» Stated task: Every line of the records below should be restated exactly.

» Input data:
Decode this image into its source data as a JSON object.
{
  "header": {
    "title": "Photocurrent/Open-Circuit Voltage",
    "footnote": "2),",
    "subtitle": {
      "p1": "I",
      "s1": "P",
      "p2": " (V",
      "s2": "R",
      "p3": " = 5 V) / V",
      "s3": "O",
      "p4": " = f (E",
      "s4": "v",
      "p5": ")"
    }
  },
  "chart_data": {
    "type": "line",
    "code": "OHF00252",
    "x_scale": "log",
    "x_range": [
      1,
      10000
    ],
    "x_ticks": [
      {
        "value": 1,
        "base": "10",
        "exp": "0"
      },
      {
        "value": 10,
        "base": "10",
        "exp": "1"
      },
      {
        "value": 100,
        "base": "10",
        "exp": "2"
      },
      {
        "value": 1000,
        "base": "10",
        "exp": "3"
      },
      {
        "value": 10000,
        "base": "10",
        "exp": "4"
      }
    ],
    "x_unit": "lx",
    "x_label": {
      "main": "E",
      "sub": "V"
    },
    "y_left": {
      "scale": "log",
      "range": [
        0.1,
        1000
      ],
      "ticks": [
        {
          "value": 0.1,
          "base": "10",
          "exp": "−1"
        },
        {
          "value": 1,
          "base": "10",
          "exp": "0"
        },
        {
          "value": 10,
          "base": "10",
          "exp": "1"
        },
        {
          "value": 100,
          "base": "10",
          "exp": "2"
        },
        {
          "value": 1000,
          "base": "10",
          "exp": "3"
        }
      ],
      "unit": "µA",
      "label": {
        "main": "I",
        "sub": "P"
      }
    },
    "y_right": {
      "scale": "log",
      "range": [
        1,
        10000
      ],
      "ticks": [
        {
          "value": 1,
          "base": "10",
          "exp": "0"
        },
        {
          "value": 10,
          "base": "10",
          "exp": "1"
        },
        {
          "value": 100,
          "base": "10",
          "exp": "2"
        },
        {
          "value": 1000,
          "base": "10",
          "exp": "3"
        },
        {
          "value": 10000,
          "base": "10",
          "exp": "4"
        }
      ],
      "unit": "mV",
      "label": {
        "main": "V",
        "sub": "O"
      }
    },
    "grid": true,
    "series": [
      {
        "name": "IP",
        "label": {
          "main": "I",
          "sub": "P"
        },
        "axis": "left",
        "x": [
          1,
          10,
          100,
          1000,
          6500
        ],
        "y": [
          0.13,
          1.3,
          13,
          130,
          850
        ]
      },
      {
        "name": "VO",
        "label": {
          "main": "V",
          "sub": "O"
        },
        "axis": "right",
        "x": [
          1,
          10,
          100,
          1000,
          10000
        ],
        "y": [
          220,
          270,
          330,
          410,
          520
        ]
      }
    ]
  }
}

» Response:
Decode this image into its source data as a JSON object.
{
  "header": {
    "title": "Photocurrent/Open-Circuit Voltage",
    "footnote": "2),",
    "subtitle": {
      "p1": "I",
      "s1": "P",
      "p2": " (V",
      "s2": "R",
      "p3": " = 5 V) / V",
      "s3": "O",
      "p4": " = f (E",
      "s4": "v",
      "p5": ")"
    }
  },
  "chart_data": {
    "type": "line",
    "code": "OHF00252",
    "x_scale": "log",
    "x_range": [
      1,
      10000
    ],
    "x_ticks": [
      {
        "value": 1,
        "base": "10",
        "exp": "0"
      },
      {
        "value": 10,
        "base": "10",
        "exp": "1"
      },
      {
        "value": 100,
        "base": "10",
        "exp": "2"
      },
      {
        "value": 1000,
        "base": "10",
        "exp": "3"
      },
      {
        "value": 10000,
        "base": "10",
        "exp": "4"
      }
    ],
    "x_unit": "lx",
    "x_label": {
      "main": "E",
      "sub": "V"
    },
    "y_left": {
      "scale": "log",
      "range": [
        0.1,
        1000
      ],
      "ticks": [
        {
          "value": 0.1,
          "base": "10",
          "exp": "−1"
        },
        {
          "value": 1,
          "base": "10",
          "exp": "0"
        },
        {
          "value": 10,
          "base": "10",
          "exp": "1"
        },
        {
          "value": 100,
          "base": "10",
          "exp": "2"
        },
        {
          "value": 1000,
          "base": "10",
          "exp": "3"
        }
      ],
      "unit": "µA",
      "label": {
        "main": "I",
        "sub": "P"
      }
    },
    "y_right": {
      "scale": "log",
      "range": [
        1,
        10000
      ],
      "ticks": [
        {
          "value": 1,
          "base": "10",
          "exp": "0"
        },
        {
          "value": 10,
          "base": "10",
          "exp": "1"
        },
        {
          "value": 100,
          "base": "10",
          "exp": "2"
        },
        {
          "value": 1000,
          "base": "10",
          "exp": "3"
        },
        {
          "value": 10000,
          "base": "10",
          "exp": "4"
        }
      ],
      "unit": "mV",
      "label": {
        "main": "V",
        "sub": "O"
      }
    },
    "grid": true,
    "series": [
      {
        "name": "IP",
        "label": {
          "main": "I",
          "sub": "P"
        },
        "axis": "left",
        "x": [
          1,
          10,
          100,
          1000,
          6500
        ],
        "y": [
          0.13,
          1.3,
          13,
          130,
          850
        ]
      },
      {
        "name": "VO",
        "label": {
          "main": "V",
          "sub": "O"
        },
        "axis": "right",
        "x": [
          1,
          10,
          100,
          1000,
          10000
        ],
        "y": [
          220,
          270,
          330,
          410,
          520
        ]
      }
    ]
  }
}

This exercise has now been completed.